WHAT THE EXERCISE ASKS:
Repeat word for word the stretch of the listing from its first line through the line containing "text-span: w chwili", keeping both of those lines.

INPUT MATERIAL:
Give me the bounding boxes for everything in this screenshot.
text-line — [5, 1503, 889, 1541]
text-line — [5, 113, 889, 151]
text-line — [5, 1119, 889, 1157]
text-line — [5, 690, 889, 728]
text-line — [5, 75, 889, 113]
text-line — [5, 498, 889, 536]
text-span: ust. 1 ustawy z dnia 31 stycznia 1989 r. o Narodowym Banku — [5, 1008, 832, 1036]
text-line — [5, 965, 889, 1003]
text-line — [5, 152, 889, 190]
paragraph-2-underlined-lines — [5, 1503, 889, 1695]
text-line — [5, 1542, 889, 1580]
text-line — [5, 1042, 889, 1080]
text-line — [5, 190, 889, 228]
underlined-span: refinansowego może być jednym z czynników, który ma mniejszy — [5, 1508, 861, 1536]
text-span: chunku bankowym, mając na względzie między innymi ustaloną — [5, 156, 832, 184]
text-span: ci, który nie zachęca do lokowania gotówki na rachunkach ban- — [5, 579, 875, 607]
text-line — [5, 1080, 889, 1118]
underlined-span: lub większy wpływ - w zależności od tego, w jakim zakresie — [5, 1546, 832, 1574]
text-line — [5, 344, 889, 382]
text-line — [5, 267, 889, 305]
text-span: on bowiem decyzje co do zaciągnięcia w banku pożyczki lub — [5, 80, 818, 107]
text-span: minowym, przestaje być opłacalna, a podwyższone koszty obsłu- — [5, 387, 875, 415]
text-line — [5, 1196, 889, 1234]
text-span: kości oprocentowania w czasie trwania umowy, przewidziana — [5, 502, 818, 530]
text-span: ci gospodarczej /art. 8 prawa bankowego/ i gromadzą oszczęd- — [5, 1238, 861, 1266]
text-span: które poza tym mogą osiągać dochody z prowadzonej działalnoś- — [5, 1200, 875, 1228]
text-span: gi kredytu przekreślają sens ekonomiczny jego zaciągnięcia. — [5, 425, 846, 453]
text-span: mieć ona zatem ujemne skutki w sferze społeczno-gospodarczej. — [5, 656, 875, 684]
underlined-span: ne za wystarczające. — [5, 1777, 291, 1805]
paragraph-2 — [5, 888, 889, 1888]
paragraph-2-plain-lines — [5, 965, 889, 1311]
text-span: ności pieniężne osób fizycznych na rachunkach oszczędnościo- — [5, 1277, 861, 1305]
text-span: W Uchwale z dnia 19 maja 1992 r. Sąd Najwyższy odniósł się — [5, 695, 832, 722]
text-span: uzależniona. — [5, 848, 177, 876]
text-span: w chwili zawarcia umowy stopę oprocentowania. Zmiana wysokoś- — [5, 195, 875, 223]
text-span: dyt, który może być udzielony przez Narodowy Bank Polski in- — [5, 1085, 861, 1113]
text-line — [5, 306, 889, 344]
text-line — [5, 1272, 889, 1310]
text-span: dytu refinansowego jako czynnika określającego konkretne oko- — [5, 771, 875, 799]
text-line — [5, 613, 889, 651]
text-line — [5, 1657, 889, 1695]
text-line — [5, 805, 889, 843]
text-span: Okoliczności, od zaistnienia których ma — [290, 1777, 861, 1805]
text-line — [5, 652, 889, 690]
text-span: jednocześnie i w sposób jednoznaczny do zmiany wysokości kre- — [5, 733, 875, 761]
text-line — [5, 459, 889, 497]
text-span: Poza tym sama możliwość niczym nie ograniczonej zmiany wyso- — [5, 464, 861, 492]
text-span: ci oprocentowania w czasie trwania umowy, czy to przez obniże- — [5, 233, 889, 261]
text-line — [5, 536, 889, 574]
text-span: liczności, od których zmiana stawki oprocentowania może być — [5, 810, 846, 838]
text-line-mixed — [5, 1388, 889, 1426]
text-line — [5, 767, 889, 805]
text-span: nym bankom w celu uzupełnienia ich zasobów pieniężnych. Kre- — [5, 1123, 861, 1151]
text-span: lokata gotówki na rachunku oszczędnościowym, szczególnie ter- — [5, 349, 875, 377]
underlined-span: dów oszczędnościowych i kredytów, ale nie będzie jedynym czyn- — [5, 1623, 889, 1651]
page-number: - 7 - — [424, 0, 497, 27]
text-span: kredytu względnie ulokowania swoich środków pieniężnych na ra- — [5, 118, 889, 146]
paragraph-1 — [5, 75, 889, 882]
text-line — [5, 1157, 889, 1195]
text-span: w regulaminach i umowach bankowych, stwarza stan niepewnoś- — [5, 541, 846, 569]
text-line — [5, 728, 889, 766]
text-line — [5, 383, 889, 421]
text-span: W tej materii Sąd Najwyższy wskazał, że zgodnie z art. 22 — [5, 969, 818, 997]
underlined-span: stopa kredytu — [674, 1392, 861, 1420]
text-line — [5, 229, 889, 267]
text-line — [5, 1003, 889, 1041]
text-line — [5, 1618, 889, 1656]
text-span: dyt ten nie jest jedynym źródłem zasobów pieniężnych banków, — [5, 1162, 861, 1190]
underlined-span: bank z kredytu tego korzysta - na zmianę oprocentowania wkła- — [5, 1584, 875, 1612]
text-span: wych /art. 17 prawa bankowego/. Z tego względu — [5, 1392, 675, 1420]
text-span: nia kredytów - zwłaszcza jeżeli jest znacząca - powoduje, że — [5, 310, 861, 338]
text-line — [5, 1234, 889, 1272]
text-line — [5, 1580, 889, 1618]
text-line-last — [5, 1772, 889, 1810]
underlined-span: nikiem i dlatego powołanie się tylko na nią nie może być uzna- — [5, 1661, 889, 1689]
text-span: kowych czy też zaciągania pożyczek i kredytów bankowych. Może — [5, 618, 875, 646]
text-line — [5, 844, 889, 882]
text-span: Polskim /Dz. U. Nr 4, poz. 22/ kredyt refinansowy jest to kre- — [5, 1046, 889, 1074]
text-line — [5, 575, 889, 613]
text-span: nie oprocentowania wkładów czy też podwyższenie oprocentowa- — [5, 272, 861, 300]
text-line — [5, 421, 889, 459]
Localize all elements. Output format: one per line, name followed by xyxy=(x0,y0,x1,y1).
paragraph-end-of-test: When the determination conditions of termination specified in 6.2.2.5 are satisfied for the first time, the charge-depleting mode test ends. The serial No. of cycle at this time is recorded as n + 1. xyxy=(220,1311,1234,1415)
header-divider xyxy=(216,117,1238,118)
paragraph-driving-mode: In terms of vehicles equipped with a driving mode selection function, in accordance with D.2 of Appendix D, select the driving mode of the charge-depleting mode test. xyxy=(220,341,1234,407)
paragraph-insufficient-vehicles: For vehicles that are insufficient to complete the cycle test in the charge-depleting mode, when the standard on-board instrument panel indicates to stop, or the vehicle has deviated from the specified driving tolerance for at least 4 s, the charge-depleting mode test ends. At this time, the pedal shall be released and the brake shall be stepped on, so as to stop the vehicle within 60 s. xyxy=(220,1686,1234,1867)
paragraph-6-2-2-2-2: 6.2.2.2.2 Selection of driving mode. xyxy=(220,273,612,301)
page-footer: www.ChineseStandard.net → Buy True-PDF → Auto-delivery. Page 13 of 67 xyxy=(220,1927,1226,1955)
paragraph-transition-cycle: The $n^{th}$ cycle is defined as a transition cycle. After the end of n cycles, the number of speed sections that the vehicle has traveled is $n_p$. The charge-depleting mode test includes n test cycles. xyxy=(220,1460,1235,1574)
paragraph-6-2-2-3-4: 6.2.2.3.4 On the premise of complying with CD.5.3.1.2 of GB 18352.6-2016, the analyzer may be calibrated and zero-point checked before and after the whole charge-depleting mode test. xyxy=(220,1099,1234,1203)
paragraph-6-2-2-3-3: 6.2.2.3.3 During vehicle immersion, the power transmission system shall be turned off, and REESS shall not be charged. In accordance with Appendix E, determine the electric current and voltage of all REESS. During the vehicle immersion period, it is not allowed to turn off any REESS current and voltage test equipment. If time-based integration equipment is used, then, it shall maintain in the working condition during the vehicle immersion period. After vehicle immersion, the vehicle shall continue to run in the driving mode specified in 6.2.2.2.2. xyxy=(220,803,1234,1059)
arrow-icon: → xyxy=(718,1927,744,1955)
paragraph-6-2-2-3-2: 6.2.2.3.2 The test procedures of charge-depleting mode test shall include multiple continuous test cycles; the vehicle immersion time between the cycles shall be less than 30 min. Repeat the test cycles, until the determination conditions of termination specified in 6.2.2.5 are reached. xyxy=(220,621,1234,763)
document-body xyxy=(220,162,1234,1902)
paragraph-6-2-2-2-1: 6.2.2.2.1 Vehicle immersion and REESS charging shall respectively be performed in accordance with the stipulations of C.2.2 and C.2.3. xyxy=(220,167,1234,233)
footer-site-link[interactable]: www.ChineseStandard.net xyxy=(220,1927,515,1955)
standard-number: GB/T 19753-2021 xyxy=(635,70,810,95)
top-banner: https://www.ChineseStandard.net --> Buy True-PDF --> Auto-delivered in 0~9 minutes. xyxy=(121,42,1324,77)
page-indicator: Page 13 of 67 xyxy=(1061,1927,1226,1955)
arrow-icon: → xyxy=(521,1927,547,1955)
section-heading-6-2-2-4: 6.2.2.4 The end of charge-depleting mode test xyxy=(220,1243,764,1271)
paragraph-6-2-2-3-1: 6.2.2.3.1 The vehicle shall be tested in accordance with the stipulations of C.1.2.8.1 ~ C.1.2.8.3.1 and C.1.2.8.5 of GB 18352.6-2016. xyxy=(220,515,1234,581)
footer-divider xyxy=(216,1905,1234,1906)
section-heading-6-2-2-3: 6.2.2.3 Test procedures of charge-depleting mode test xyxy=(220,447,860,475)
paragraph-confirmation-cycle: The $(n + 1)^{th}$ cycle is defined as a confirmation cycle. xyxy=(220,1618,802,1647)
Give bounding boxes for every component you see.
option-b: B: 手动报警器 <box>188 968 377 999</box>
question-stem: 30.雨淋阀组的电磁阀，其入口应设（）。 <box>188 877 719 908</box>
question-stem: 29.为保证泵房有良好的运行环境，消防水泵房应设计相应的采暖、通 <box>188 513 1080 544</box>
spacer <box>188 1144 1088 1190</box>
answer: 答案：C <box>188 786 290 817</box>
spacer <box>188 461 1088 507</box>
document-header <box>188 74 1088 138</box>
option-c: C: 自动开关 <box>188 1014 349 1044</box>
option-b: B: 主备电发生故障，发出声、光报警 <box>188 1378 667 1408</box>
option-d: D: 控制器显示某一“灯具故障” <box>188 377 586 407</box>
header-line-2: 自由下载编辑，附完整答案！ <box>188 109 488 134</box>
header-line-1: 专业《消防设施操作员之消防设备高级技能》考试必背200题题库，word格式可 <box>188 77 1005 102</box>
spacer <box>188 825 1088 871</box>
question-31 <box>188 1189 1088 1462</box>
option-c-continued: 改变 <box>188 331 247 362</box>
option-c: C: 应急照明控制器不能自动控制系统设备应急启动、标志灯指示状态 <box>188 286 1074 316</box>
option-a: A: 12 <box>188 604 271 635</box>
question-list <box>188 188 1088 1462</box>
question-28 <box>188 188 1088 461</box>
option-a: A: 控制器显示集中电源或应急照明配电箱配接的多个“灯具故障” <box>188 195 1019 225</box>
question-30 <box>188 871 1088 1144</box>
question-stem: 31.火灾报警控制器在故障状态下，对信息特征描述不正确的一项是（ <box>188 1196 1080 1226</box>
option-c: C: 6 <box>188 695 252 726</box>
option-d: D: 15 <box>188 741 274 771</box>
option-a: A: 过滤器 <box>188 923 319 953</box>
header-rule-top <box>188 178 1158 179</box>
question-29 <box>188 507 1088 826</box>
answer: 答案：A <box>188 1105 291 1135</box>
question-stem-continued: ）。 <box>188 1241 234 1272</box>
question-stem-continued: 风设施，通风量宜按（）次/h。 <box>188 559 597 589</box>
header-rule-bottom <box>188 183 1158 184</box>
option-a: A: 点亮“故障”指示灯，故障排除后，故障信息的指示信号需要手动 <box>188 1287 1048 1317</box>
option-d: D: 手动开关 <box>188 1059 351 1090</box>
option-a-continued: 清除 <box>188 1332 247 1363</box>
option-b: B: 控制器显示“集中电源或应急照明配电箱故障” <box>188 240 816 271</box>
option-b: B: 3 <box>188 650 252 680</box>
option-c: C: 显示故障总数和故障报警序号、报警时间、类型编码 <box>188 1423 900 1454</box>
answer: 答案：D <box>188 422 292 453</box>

RESPONSE BELOW:
Give me the bounding boxes for everything in this screenshot.
text-line — [5, 1503, 889, 1541]
text-line — [5, 113, 889, 151]
text-line — [5, 1119, 889, 1157]
text-line — [5, 690, 889, 728]
text-line — [5, 75, 889, 113]
text-line — [5, 498, 889, 536]
text-span: ust. 1 ustawy z dnia 31 stycznia 1989 r. o Narodowym Banku — [5, 1008, 832, 1036]
text-line — [5, 965, 889, 1003]
text-line — [5, 152, 889, 190]
paragraph-2-underlined-lines — [5, 1503, 889, 1695]
text-line — [5, 1542, 889, 1580]
text-line — [5, 1042, 889, 1080]
text-line — [5, 190, 889, 228]
underlined-span: refinansowego może być jednym z czynników, który ma mniejszy — [5, 1508, 861, 1536]
text-span: chunku bankowym, mając na względzie między innymi ustaloną — [5, 156, 832, 184]
text-span: ci, który nie zachęca do lokowania gotówki na rachunkach ban- — [5, 579, 875, 607]
text-line — [5, 1080, 889, 1118]
underlined-span: lub większy wpływ - w zależności od tego, w jakim zakresie — [5, 1546, 832, 1574]
text-line — [5, 344, 889, 382]
text-line — [5, 267, 889, 305]
text-span: on bowiem decyzje co do zaciągnięcia w banku pożyczki lub — [5, 80, 818, 107]
text-span: minowym, przestaje być opłacalna, a podwyższone koszty obsłu- — [5, 387, 875, 415]
text-line — [5, 1196, 889, 1234]
text-span: kości oprocentowania w czasie trwania umowy, przewidziana — [5, 502, 818, 530]
text-span: ci gospodarczej /art. 8 prawa bankowego/ i gromadzą oszczęd- — [5, 1238, 861, 1266]
text-span: które poza tym mogą osiągać dochody z prowadzonej działalnoś- — [5, 1200, 875, 1228]
text-span: gi kredytu przekreślają sens ekonomiczny jego zaciągnięcia. — [5, 425, 846, 453]
text-span: mieć ona zatem ujemne skutki w sferze społeczno-gospodarczej. — [5, 656, 875, 684]
underlined-span: ne za wystarczające. — [5, 1777, 291, 1805]
paragraph-2 — [5, 888, 889, 1888]
paragraph-2-plain-lines — [5, 965, 889, 1311]
text-span: ności pieniężne osób fizycznych na rachunkach oszczędnościo- — [5, 1277, 861, 1305]
text-span: W Uchwale z dnia 19 maja 1992 r. Sąd Najwyższy odniósł się — [5, 695, 832, 722]
text-span: uzależniona. — [5, 848, 177, 876]
text-span: w chwili zawarcia umowy stopę oprocentowania. Zmiana wysokoś- — [5, 195, 875, 223]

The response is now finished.